───── TEKS KUTIPAN ─────

Pengendali reformasi dan kehidupan politik nasional akan berada pada pihak atau kelompok kepentingan politik yang menguasai sumber-sumber kekuatan politik. Pada masa modern sekarang ini sumber-sumber kekuatan politik tidak hanya bertumpu pada masa (M-1), tetapi juga pada materi (M-2), ide (I-1), dan informasi (I-2). Kelompok politik Islam mungkin mempunyai kekuatan pada M-1 atau I-1, tetapi kurang pada M-2 dan I-2. Dua yang terakhir justru dimiliki oleh kelompok-kelompok kepentingan politik lain.

Situasi dilematis politik Islam sering diperburuk oleh ketidakmampuan untuk keluar dari dilema itu sendiri. Hal ini antara lain disebabkan oleh kurang adanya pemaduan antara semangat politik dan pengetahuan politik. Semangat politik yang tinggi yang tidak disertai oleh pengetahuan yang luas dan mendalam tentang perkembangan politik sering mengakibatkan terabainya penguatan taktik dan strategi politik. Dua hal yang sangat diperlukan dalam politik praktis dan permainan politik.

Dilema politik Islam berpangkal pada masih adanya problem mendasar dalam kehidupan politik umat Islam. Problema tersebut ada yang bersifat teologis, seperti menyangkut hubungan agama dan politik dalam Islam. Tetapi, ada yang bersifat murni politik, yaitu menyangkut strategi perjuangan politik itu sendiri dalam latar kehidupan politik Indonesia yang kompleks dengan kelompok-kelompok kepentingan politik majemuk.

Problema Politik Islam

Selain problem yang berasal dari dikotomi santri abangan di kalangan umat Islam (dikotomi ini adalah konsekuensi logis dari proses islamisasi yang tidak merata di berbagai daerah nusantara serta perbedaan corak tantangan kultural yang dihadapi), politik Islam juga menghadapi problema yang berkembang dari adanya kemajemukan di kalangan kelompok Islam itu sendiri. Adalah suatu kenyataan yang tidak dapat dipungkiri bahwa kelompok politik Islam bukanlah merupakan suatu kelompok kepentingan tunggal. Hal ini ditandai oleh banyaknya partai-partai yang bermunculan di kalangan kelompok Islam, baik yang berdasarkan diri pada idiologi dan simbol keislaman maupun yang berbasis dukungan umat Islam.

Pada era reformasi dewasa ini terdapat banyak partai Islam atau partai yang berbasis dukungan umat Islam, seperti Partai Persatuan Pembangnunan (PPP), Partai Syarikat Islam Indonesia (PSII), Partai Umat Islam (PUI), Partai Masyumi Baru, Partai Bulan Bintang (PBB), Partai Keadilan (PK), Partai Nahdhatul Ummat (PNU), Partai Amanat Nasional (PAN), Partai Kebangkitan Bangsa (PKB), dan yang lainnya.

───── INFORMASI TERCATAT ─────

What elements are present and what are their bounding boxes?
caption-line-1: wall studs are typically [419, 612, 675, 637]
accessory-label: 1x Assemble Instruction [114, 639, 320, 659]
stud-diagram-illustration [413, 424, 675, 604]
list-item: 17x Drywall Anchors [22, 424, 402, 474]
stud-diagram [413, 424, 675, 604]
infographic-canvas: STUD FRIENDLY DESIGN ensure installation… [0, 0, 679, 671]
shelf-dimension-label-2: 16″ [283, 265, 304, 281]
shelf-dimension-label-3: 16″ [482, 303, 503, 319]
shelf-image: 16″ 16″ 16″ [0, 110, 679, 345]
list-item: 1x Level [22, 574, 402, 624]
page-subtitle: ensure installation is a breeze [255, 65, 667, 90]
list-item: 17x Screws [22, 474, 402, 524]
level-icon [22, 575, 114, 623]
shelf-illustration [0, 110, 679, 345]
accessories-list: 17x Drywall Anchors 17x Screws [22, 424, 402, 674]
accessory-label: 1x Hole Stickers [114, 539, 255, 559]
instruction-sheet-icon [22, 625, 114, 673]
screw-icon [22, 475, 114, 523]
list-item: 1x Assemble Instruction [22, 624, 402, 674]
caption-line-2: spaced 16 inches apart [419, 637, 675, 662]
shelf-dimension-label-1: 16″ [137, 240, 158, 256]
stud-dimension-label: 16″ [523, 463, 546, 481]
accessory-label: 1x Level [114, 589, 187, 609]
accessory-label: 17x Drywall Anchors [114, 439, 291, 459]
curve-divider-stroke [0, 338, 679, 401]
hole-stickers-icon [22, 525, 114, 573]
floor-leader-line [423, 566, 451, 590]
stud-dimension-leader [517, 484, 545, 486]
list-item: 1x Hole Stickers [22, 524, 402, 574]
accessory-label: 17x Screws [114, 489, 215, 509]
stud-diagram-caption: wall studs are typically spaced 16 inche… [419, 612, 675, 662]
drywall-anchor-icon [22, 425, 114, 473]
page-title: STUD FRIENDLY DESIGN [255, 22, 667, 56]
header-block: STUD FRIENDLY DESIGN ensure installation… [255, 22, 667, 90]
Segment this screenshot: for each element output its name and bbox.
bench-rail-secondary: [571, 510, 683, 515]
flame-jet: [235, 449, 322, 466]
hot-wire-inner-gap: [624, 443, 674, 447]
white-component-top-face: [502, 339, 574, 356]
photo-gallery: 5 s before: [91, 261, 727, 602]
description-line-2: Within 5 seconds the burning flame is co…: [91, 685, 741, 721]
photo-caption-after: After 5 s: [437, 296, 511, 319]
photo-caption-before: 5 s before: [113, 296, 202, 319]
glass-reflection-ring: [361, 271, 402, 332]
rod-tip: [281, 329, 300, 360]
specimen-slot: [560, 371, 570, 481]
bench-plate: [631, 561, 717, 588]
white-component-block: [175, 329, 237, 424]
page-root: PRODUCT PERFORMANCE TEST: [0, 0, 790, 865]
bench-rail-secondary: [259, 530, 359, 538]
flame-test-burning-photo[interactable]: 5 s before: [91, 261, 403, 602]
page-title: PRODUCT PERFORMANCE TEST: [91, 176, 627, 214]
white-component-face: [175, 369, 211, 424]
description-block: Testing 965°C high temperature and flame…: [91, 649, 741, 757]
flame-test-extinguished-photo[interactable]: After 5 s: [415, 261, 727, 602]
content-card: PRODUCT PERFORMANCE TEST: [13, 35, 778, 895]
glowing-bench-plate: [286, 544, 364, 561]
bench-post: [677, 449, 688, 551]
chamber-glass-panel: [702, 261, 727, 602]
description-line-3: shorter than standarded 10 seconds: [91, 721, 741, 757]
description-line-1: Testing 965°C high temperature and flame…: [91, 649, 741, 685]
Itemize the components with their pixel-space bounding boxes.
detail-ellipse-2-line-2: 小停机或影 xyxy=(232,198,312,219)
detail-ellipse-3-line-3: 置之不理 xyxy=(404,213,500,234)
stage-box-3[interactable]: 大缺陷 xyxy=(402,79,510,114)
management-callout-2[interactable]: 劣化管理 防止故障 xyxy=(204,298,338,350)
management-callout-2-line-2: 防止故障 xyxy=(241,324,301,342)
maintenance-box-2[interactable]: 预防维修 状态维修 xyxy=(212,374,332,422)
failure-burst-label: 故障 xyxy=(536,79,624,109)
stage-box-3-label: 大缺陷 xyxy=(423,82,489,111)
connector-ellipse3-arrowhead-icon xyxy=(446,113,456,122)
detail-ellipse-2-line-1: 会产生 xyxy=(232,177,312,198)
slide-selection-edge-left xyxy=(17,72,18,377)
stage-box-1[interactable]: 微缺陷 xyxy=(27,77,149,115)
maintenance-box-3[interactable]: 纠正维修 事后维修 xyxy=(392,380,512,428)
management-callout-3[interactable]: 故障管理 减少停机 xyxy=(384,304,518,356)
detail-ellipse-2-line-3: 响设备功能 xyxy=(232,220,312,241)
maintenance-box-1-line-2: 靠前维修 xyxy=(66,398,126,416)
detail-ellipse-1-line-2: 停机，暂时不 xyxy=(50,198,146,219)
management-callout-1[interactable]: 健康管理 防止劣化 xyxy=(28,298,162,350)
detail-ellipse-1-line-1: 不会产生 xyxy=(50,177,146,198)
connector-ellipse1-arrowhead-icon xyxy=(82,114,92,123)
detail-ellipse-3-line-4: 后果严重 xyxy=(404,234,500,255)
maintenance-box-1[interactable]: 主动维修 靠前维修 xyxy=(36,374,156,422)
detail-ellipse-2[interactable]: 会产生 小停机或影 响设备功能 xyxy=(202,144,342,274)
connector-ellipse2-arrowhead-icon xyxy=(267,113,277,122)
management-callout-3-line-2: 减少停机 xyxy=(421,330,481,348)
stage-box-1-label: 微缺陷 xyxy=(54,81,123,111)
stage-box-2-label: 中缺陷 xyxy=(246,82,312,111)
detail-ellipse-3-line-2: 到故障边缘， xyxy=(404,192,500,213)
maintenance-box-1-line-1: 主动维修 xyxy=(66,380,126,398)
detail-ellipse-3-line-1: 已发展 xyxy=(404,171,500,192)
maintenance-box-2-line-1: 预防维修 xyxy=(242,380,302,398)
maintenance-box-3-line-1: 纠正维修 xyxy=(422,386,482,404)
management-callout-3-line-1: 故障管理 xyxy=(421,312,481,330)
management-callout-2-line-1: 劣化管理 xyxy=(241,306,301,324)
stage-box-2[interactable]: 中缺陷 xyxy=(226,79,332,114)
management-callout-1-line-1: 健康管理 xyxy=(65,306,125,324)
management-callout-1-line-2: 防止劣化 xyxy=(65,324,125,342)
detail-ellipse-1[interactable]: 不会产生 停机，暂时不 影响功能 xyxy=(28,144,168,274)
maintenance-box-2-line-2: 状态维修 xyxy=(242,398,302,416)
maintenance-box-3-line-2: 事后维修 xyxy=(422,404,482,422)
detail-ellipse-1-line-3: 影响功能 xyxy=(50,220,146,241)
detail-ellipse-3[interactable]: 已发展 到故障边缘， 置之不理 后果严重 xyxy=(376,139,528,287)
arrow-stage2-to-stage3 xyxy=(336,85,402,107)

─────

● **PETUNJUK TUGAS**
Jawablah pertanyaan berikut berdasarkan teks tentang politik Islam.
(a) Pada sumber kekuatan politik mana kelompok politik Islam dinilai kurang?
(b) Apa dua sifat problem mendasar dalam kehidupan politik umat Islam?
(c) Dikotomi santri abangan merupakan konsekuensi logis dari apa?

● **JAWABAN TUGAS**
(a) Pada materi (M-2) dan informasi (I-2).
(b) Ada yang bersifat teologis dan ada yang bersifat murni politik.
(c) Dari proses islamisasi yang tidak merata di berbagai daerah nusantara serta perbedaan corak tantangan kultural yang dihadapi.